Data entries
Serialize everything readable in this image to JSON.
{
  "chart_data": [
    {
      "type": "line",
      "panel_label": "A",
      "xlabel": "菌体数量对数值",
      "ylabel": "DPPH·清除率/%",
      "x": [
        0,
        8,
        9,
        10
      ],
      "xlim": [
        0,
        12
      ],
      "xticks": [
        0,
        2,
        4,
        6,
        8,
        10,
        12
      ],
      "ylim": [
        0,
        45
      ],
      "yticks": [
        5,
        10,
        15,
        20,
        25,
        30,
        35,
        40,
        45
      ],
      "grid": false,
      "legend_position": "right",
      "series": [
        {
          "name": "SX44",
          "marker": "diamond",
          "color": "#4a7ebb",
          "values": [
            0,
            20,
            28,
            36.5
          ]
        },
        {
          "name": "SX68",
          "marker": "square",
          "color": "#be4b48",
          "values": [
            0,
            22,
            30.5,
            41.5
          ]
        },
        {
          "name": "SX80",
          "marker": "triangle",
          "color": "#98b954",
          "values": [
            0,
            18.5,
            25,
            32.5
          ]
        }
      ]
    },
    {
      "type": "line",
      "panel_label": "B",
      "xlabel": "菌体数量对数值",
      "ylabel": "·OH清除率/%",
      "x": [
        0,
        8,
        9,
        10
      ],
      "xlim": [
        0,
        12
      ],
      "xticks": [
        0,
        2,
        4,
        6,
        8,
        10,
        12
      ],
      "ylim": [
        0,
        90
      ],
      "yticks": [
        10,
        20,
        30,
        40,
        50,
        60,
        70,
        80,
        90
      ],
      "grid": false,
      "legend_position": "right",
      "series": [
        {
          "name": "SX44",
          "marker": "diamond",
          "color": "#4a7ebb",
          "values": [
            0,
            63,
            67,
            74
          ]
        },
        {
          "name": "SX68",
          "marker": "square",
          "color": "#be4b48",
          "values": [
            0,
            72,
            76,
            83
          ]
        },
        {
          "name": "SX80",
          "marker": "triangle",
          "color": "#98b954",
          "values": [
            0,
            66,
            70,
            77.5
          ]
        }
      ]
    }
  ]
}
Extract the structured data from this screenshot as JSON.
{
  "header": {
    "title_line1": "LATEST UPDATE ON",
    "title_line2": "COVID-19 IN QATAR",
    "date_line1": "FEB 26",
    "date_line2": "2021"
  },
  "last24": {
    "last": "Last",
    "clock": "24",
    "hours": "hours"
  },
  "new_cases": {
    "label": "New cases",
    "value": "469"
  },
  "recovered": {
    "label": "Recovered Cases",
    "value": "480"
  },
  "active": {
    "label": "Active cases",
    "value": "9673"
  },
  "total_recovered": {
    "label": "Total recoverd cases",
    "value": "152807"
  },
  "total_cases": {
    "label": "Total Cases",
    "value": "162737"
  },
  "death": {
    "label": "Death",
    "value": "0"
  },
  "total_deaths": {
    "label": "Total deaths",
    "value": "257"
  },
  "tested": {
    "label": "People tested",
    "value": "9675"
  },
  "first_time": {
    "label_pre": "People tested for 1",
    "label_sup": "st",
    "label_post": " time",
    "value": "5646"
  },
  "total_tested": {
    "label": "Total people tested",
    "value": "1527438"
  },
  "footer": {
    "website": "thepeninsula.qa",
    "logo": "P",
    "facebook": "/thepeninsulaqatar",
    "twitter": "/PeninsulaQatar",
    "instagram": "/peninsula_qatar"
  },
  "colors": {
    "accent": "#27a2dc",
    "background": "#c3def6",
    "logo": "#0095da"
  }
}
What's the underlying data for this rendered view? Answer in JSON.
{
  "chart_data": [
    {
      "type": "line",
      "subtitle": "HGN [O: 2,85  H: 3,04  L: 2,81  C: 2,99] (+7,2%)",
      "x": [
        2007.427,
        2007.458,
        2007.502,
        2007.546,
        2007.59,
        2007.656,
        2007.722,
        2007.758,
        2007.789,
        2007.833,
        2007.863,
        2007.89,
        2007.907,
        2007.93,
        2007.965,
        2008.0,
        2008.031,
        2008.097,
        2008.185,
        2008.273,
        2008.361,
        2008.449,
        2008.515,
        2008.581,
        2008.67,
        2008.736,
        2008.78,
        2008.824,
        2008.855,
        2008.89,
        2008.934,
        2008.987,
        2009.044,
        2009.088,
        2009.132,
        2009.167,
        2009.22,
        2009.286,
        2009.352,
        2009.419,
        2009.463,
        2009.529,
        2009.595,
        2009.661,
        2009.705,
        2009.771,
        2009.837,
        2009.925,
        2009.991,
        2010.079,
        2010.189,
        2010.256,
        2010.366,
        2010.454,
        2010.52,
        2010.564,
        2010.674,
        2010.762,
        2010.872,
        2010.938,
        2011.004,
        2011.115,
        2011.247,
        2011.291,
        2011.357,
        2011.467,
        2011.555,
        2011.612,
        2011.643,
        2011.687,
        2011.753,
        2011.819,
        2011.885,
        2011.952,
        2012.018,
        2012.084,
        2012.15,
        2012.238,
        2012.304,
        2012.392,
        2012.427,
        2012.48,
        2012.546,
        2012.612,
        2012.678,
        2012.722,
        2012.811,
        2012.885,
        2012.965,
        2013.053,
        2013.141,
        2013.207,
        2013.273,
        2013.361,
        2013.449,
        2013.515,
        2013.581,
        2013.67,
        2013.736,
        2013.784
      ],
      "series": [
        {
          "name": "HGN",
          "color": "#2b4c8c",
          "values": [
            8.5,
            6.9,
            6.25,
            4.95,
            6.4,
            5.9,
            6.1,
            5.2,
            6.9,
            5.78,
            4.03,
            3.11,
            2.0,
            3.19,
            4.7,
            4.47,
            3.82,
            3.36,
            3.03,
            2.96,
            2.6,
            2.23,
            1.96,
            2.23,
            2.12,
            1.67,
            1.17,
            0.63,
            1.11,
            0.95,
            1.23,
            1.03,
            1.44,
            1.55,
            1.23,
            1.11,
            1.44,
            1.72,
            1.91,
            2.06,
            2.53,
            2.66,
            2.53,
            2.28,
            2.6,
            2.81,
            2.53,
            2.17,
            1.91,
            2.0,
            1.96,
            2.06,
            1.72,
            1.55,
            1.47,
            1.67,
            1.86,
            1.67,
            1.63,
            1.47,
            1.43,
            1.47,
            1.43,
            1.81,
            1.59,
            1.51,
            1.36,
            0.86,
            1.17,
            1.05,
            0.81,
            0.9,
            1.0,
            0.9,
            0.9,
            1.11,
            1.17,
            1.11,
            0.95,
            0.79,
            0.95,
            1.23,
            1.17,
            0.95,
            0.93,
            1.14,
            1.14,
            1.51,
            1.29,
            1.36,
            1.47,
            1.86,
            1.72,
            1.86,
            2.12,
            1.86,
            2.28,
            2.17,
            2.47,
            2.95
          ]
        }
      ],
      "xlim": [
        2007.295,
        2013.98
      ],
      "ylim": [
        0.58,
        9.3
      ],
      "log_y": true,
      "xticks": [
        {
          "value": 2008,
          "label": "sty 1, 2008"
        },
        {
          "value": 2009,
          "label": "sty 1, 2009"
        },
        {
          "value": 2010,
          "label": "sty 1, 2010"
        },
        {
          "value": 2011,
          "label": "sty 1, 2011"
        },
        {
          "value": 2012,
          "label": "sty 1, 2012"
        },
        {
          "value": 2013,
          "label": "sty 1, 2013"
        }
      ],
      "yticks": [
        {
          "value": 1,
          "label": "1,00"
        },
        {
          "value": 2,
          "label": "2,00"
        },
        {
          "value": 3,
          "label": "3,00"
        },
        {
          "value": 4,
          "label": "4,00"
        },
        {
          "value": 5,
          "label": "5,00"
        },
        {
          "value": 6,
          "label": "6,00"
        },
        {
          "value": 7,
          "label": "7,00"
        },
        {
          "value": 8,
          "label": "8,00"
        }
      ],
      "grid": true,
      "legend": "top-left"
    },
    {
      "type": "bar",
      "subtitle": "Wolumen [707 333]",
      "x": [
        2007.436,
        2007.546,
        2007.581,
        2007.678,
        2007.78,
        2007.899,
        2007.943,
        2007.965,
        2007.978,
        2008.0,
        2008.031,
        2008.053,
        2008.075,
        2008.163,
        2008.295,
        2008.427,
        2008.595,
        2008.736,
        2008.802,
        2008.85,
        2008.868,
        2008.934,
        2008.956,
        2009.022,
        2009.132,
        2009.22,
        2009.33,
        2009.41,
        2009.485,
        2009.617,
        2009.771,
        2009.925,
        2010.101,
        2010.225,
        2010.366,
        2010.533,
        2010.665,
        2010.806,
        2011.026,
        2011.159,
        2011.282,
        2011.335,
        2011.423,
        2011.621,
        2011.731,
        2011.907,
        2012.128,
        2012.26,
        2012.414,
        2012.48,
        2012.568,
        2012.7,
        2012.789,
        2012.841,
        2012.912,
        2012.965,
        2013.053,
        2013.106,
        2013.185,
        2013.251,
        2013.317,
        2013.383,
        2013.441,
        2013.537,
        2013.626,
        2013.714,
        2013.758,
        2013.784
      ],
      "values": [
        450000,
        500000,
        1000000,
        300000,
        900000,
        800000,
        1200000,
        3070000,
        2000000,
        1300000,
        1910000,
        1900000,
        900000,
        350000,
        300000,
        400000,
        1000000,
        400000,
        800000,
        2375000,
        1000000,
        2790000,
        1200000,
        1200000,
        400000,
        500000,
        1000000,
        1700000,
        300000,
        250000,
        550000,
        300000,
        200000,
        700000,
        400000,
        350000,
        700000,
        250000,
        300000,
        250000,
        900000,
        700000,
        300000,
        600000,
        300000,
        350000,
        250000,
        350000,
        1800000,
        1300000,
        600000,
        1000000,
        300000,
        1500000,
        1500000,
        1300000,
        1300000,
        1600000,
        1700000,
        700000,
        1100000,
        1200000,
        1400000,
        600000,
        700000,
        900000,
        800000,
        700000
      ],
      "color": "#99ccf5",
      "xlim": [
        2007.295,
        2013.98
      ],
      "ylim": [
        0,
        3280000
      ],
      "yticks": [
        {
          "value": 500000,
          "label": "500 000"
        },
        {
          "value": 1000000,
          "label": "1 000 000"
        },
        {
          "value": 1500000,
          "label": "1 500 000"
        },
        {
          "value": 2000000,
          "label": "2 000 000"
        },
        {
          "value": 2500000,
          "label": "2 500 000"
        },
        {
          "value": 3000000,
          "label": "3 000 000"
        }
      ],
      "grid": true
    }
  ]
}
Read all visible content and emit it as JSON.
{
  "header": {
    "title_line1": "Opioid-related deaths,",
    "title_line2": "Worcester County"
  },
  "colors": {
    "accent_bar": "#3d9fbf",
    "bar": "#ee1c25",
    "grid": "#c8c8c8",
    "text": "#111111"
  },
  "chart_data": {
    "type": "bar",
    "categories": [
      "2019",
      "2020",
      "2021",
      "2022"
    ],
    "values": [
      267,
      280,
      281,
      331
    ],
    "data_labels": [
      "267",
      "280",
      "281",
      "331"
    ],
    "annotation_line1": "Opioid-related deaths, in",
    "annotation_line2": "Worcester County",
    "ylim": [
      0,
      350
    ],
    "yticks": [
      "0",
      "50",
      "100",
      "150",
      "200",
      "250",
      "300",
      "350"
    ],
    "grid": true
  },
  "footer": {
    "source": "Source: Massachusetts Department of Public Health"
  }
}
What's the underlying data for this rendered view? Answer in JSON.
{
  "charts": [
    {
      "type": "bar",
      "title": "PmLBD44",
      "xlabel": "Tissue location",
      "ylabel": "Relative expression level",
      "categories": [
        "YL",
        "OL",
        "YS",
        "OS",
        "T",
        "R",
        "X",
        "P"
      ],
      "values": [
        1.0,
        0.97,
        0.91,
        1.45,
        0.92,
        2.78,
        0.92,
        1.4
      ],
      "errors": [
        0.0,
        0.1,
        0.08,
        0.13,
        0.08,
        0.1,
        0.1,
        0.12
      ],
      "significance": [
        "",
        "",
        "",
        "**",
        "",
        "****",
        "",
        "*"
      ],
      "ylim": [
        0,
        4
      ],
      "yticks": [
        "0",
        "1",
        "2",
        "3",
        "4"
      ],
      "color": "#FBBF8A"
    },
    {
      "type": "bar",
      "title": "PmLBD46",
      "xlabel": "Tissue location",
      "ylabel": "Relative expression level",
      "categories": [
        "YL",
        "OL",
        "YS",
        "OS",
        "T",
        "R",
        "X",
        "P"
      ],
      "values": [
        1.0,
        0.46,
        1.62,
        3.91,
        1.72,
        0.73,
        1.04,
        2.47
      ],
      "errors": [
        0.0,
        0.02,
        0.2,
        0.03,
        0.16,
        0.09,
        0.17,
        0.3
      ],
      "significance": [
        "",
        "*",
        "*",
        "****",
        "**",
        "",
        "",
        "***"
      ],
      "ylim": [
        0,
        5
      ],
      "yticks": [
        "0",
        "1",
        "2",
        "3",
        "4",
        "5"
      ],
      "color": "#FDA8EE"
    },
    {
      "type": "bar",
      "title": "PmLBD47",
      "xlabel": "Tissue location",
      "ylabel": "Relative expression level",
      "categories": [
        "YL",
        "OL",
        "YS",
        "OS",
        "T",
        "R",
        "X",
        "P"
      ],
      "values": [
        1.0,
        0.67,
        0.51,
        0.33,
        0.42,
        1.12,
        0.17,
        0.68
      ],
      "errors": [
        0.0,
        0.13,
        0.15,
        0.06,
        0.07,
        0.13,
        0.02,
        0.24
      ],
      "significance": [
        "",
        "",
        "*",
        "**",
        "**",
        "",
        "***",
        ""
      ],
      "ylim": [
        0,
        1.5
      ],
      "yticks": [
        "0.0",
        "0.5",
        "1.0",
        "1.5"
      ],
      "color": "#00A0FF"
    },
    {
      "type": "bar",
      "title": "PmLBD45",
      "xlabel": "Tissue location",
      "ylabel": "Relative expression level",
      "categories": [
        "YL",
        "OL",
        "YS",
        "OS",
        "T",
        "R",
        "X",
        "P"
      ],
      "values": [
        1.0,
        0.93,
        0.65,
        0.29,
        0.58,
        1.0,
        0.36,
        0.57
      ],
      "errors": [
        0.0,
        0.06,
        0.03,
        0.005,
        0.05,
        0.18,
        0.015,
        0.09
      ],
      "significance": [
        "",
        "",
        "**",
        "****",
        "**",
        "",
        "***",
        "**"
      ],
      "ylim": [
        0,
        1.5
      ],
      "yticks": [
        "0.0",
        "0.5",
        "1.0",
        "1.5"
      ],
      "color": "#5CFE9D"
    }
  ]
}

> **JOB**:
Where does the word "this" appear in the listing? List each line that holds it.

> **SOLVED EXERCISE**:
Serialize everything readable in this image to JSON.
Extract the structured data from this screenshot as JSON.
What's the underlying data for this rendered view? Answer in JSON.
What's the underlying data for this rendered view? Answer in JSON.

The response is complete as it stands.